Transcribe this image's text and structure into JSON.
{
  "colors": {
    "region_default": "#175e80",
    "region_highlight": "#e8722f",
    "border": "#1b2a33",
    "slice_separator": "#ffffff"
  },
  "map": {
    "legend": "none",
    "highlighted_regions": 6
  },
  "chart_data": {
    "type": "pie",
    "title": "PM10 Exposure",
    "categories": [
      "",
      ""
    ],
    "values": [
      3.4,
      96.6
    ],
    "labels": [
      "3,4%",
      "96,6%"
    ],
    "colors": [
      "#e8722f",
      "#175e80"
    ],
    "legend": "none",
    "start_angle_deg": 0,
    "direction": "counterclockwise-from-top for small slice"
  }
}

— Objective —
Could you transcribe the records in full, exactly?

— Result below —
Transcribe this image's text and structure into JSON.
{
  "colors": {
    "region_default": "#175e80",
    "region_highlight": "#e8722f",
    "border": "#1b2a33",
    "slice_separator": "#ffffff"
  },
  "map": {
    "legend": "none",
    "highlighted_regions": 6
  },
  "chart_data": {
    "type": "pie",
    "title": "PM10 Exposure",
    "categories": [
      "",
      ""
    ],
    "values": [
      3.4,
      96.6
    ],
    "labels": [
      "3,4%",
      "96,6%"
    ],
    "colors": [
      "#e8722f",
      "#175e80"
    ],
    "legend": "none",
    "start_angle_deg": 0,
    "direction": "counterclockwise-from-top for small slice"
  }
}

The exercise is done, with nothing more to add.